DATA SHOWN:
—————

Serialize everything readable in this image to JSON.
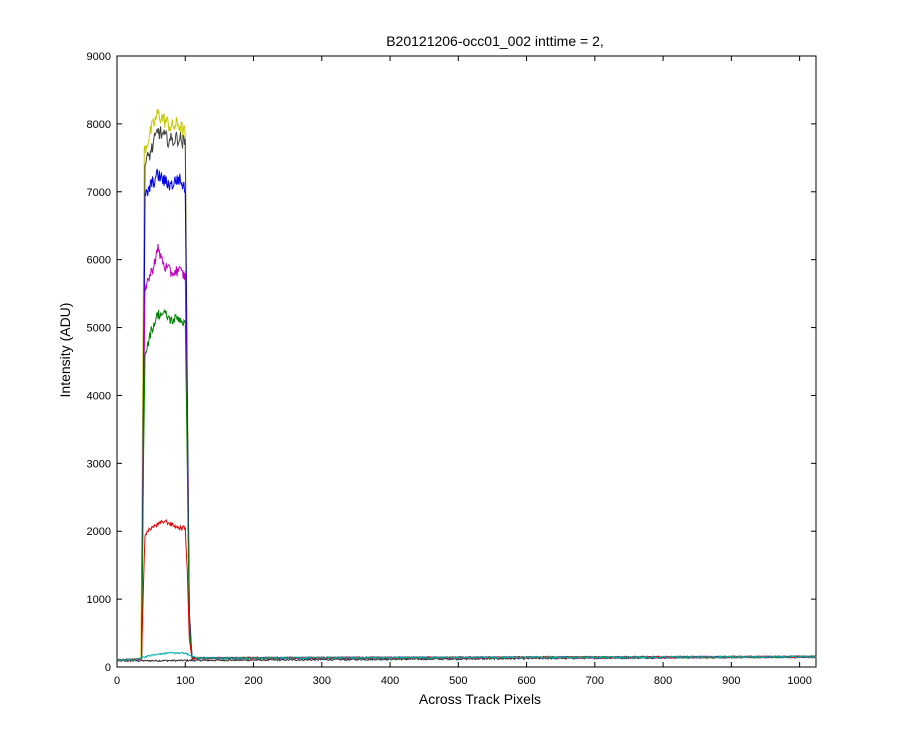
{
  "chart_data": {
    "type": "line",
    "title": "B20121206-occ01_002 inttime = 2,",
    "xlabel": "Across Track Pixels",
    "ylabel": "Intensity (ADU)",
    "xlim": [
      0,
      1024
    ],
    "ylim": [
      0,
      9000
    ],
    "x_ticks": [
      0,
      100,
      200,
      300,
      400,
      500,
      600,
      700,
      800,
      900,
      1000
    ],
    "y_ticks": [
      0,
      1000,
      2000,
      3000,
      4000,
      5000,
      6000,
      7000,
      8000,
      9000
    ],
    "grid": false,
    "legend": "none",
    "baseline": {
      "x": [
        0,
        1024
      ],
      "y": [
        90,
        150
      ]
    },
    "series": [
      {
        "color": "#c8c800",
        "x": [
          0,
          30,
          35,
          38,
          40,
          50,
          60,
          70,
          80,
          90,
          100,
          103,
          106,
          110,
          1024
        ],
        "y": [
          100,
          110,
          130,
          4500,
          7600,
          7900,
          8150,
          8050,
          7950,
          8000,
          7850,
          4000,
          800,
          130,
          150
        ]
      },
      {
        "color": "#404040",
        "x": [
          0,
          30,
          36,
          39,
          41,
          50,
          60,
          70,
          80,
          90,
          100,
          103,
          106,
          110,
          1024
        ],
        "y": [
          100,
          110,
          130,
          4500,
          7400,
          7600,
          7900,
          7800,
          7750,
          7800,
          7700,
          4000,
          800,
          130,
          150
        ]
      },
      {
        "color": "#0000e0",
        "x": [
          0,
          30,
          36,
          39,
          41,
          50,
          60,
          70,
          80,
          90,
          100,
          103,
          106,
          110,
          1024
        ],
        "y": [
          100,
          110,
          130,
          4200,
          6900,
          7100,
          7250,
          7150,
          7100,
          7200,
          7050,
          3800,
          700,
          130,
          150
        ]
      },
      {
        "color": "#c000c0",
        "x": [
          0,
          30,
          36,
          39,
          41,
          50,
          60,
          70,
          80,
          90,
          100,
          103,
          106,
          110,
          1024
        ],
        "y": [
          100,
          110,
          130,
          3500,
          5600,
          5800,
          6150,
          5900,
          5800,
          5850,
          5750,
          3200,
          600,
          130,
          150
        ]
      },
      {
        "color": "#008000",
        "x": [
          0,
          30,
          36,
          39,
          41,
          50,
          60,
          70,
          80,
          90,
          100,
          103,
          106,
          110,
          1024
        ],
        "y": [
          100,
          110,
          130,
          3200,
          4600,
          4950,
          5200,
          5200,
          5100,
          5150,
          5050,
          3000,
          600,
          130,
          150
        ]
      },
      {
        "color": "#e00000",
        "x": [
          0,
          30,
          36,
          39,
          41,
          50,
          60,
          70,
          80,
          90,
          100,
          103,
          106,
          110,
          1024
        ],
        "y": [
          100,
          110,
          130,
          1300,
          1950,
          2050,
          2100,
          2150,
          2100,
          2050,
          2050,
          1400,
          400,
          130,
          150
        ]
      },
      {
        "color": "#00b0b0",
        "x": [
          0,
          30,
          40,
          60,
          80,
          100,
          110,
          120,
          1024
        ],
        "y": [
          100,
          110,
          150,
          190,
          210,
          200,
          160,
          130,
          150
        ]
      }
    ]
  }
}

—————

TASK: List each line in the listing that contains the string "color".

FULL RESPONSE:
        "color": "#c8c800",
        "color": "#404040",
        "color": "#0000e0",
        "color": "#c000c0",
        "color": "#008000",
        "color": "#e00000",
        "color": "#00b0b0",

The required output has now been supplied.